WHAT TO PRODUCE: Find all lines in the records that include the word "Institute", and copy them out.

GIVEN RECORDS:
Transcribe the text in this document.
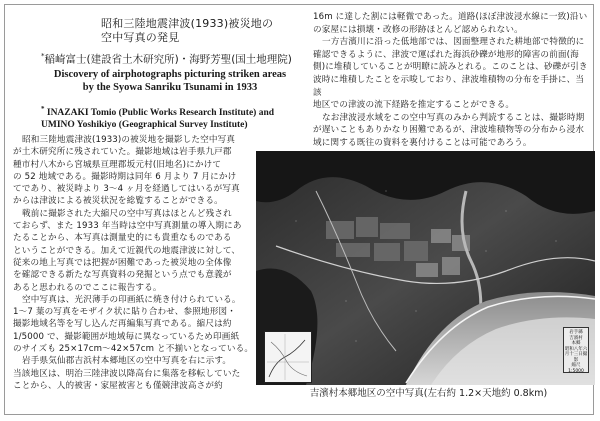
昭和三陸地震津波(1933)被災地の
空中写真の発見
*稲崎富士(建設省土木研究所)・海野芳聖(国土地理院)
Discovery of airphotographs picturing striken areas
by the Syowa Sanriku Tsunami in 1933
* INAZAKI Tomio (Public Works Research Institute) and
UMINO Yoshikiyo (Geographical Survey Institute)

昭和三陸地震津波(1933)の被災地を撮影した空中写真

が土木研究所に残されていた。撮影地域は岩手県九戸郡

種市村八木から宮城県亘理郡坂元村(旧地名)にかけて

の 52 地域である。撮影時期は同年 6 月より 7 月にかけ

てであり、被災時より 3〜4 ヶ月を経過してはいるが写真

からは津波による被災状況を総覧することができる。

戦前に撮影された大縮尺の空中写真はほとんど残され

ておらず、また 1933 年当時は空中写真測量の導入期にあ

たることから、本写真は測量史的にも貴重なものである

ということができる。加えて近親代の地震津波に対して、

従来の地上写真では把握が困難であった被災地の全体像

を確認できる新たな写真資料の発掘という点でも意義が

あると思われるのでここに報告する。

空中写真は、光沢薄手の印画紙に焼き付けられている。

1〜7 葉の写真をモザイク状に貼り合わせ、参照地形図・

撮影地域名等を写し込んだ再編集写真である。縮尺は約

1/5000 で、撮影範囲が地域毎に異なっているため印画紙

のサイズも 25×17cm〜42×57cm と不揃いとなっている。

岩手県気仙郡吉浜村本郷地区の空中写真を右に示す。

当該地区は、明治三陸津波以降高台に集落を移転していた

ことから、人的被害・家屋被害とも僅競津波高さが約

16m に達した割には軽微であった。道路(ほぼ津波浸水線に一致)沿い

の家屋には損壊・改修の形跡ほとんど認められない。

一方吉濱川に沿った低地部では、図面整理された耕地部で特徴的に

確認できるように、津波で運ばれた海浜砂礫が地形的障害の前面(海

側)に堆積していることが明瞭に読みとれる。このことは、砂礫が引き

波時に堆積したことを示唆しており、津波堆積物の分布を手掛に、当該

地区での津波の流下経路を推定することができる。

なお津波浸水域をこの空中写真のみから判読することは、撮影時期

が遅いこともありかなり困難であるが、津波堆積物等の分布から浸水

域に関する既往の資料を裏付けることは可能であろう。

岩手縣
吉濱村
本郷
昭和八年六月十三日撮影
縮尺 1:5000
吉濱村本郷地区の空中写真(左右約 1.2×天地約 0.8km)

RESULT OF THE TASK:
* INAZAKI Tomio (Public Works Research Institute) and
UMINO Yoshikiyo (Geographical Survey Institute)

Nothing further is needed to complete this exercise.